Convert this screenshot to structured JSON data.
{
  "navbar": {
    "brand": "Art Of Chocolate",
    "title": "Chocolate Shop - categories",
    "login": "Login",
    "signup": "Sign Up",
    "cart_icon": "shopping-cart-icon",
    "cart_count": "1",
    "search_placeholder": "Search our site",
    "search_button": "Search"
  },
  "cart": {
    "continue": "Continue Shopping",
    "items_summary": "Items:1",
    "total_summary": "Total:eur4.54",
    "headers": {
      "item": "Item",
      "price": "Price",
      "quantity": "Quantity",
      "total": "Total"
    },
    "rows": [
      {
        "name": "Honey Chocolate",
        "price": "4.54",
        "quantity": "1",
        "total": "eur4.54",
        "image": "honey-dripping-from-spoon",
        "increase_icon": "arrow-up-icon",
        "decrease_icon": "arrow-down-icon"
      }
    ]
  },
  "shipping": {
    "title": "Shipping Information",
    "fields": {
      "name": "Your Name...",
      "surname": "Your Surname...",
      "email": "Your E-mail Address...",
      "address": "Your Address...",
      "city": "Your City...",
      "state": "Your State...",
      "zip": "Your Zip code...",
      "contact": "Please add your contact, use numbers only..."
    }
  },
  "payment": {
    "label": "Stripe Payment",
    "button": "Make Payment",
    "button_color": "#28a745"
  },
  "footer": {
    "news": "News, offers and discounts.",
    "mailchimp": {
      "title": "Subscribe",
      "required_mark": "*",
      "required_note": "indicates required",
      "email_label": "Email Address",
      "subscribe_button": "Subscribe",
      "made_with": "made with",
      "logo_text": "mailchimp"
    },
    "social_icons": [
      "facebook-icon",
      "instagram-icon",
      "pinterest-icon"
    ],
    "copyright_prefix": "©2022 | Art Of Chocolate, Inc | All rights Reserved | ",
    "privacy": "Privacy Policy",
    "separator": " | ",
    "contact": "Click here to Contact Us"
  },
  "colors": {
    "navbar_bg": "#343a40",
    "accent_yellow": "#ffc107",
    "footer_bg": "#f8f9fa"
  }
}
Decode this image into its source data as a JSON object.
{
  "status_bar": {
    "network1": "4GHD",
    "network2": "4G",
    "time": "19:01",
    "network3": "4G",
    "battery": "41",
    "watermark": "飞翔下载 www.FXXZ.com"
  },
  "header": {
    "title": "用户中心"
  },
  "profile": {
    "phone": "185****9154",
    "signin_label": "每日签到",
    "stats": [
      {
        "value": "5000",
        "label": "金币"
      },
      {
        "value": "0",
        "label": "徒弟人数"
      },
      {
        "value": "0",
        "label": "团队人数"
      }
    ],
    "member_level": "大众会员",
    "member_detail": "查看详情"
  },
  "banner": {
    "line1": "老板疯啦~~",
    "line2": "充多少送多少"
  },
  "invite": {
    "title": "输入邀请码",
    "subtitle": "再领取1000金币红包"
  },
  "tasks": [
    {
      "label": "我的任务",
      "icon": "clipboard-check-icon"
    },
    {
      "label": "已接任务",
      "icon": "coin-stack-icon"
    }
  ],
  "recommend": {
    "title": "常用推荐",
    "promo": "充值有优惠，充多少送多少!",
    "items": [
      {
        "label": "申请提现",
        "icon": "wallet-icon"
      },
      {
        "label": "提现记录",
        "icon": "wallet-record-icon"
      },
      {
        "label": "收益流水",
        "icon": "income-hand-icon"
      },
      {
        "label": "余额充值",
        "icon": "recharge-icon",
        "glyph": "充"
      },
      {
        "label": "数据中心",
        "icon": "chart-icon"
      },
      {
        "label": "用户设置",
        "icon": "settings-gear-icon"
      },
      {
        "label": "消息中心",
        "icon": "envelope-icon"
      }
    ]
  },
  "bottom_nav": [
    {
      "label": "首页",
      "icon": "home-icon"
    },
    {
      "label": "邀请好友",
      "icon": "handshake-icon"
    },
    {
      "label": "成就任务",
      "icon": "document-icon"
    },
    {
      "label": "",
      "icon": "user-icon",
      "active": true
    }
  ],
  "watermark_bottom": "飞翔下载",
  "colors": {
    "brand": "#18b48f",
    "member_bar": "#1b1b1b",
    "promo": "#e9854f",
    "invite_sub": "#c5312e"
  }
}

###

§ **Given task**:
Using the listing above, reproduce each line without omission.

§ **Solution below**:
Convert this screenshot to structured JSON data.
{
  "navbar": {
    "brand": "Art Of Chocolate",
    "title": "Chocolate Shop - categories",
    "login": "Login",
    "signup": "Sign Up",
    "cart_icon": "shopping-cart-icon",
    "cart_count": "1",
    "search_placeholder": "Search our site",
    "search_button": "Search"
  },
  "cart": {
    "continue": "Continue Shopping",
    "items_summary": "Items:1",
    "total_summary": "Total:eur4.54",
    "headers": {
      "item": "Item",
      "price": "Price",
      "quantity": "Quantity",
      "total": "Total"
    },
    "rows": [
      {
        "name": "Honey Chocolate",
        "price": "4.54",
        "quantity": "1",
        "total": "eur4.54",
        "image": "honey-dripping-from-spoon",
        "increase_icon": "arrow-up-icon",
        "decrease_icon": "arrow-down-icon"
      }
    ]
  },
  "shipping": {
    "title": "Shipping Information",
    "fields": {
      "name": "Your Name...",
      "surname": "Your Surname...",
      "email": "Your E-mail Address...",
      "address": "Your Address...",
      "city": "Your City...",
      "state": "Your State...",
      "zip": "Your Zip code...",
      "contact": "Please add your contact, use numbers only..."
    }
  },
  "payment": {
    "label": "Stripe Payment",
    "button": "Make Payment",
    "button_color": "#28a745"
  },
  "footer": {
    "news": "News, offers and discounts.",
    "mailchimp": {
      "title": "Subscribe",
      "required_mark": "*",
      "required_note": "indicates required",
      "email_label": "Email Address",
      "subscribe_button": "Subscribe",
      "made_with": "made with",
      "logo_text": "mailchimp"
    },
    "social_icons": [
      "facebook-icon",
      "instagram-icon",
      "pinterest-icon"
    ],
    "copyright_prefix": "©2022 | Art Of Chocolate, Inc | All rights Reserved | ",
    "privacy": "Privacy Policy",
    "separator": " | ",
    "contact": "Click here to Contact Us"
  },
  "colors": {
    "navbar_bg": "#343a40",
    "accent_yellow": "#ffc107",
    "footer_bg": "#f8f9fa"
  }
}
Decode this image into its source data as a JSON object.
{
  "status_bar": {
    "network1": "4GHD",
    "network2": "4G",
    "time": "19:01",
    "network3": "4G",
    "battery": "41",
    "watermark": "飞翔下载 www.FXXZ.com"
  },
  "header": {
    "title": "用户中心"
  },
  "profile": {
    "phone": "185****9154",
    "signin_label": "每日签到",
    "stats": [
      {
        "value": "5000",
        "label": "金币"
      },
      {
        "value": "0",
        "label": "徒弟人数"
      },
      {
        "value": "0",
        "label": "团队人数"
      }
    ],
    "member_level": "大众会员",
    "member_detail": "查看详情"
  },
  "banner": {
    "line1": "老板疯啦~~",
    "line2": "充多少送多少"
  },
  "invite": {
    "title": "输入邀请码",
    "subtitle": "再领取1000金币红包"
  },
  "tasks": [
    {
      "label": "我的任务",
      "icon": "clipboard-check-icon"
    },
    {
      "label": "已接任务",
      "icon": "coin-stack-icon"
    }
  ],
  "recommend": {
    "title": "常用推荐",
    "promo": "充值有优惠，充多少送多少!",
    "items": [
      {
        "label": "申请提现",
        "icon": "wallet-icon"
      },
      {
        "label": "提现记录",
        "icon": "wallet-record-icon"
      },
      {
        "label": "收益流水",
        "icon": "income-hand-icon"
      },
      {
        "label": "余额充值",
        "icon": "recharge-icon",
        "glyph": "充"
      },
      {
        "label": "数据中心",
        "icon": "chart-icon"
      },
      {
        "label": "用户设置",
        "icon": "settings-gear-icon"
      },
      {
        "label": "消息中心",
        "icon": "envelope-icon"
      }
    ]
  },
  "bottom_nav": [
    {
      "label": "首页",
      "icon": "home-icon"
    },
    {
      "label": "邀请好友",
      "icon": "handshake-icon"
    },
    {
      "label": "成就任务",
      "icon": "document-icon"
    },
    {
      "label": "",
      "icon": "user-icon",
      "active": true
    }
  ],
  "watermark_bottom": "飞翔下载",
  "colors": {
    "brand": "#18b48f",
    "member_bar": "#1b1b1b",
    "promo": "#e9854f",
    "invite_sub": "#c5312e"
  }
}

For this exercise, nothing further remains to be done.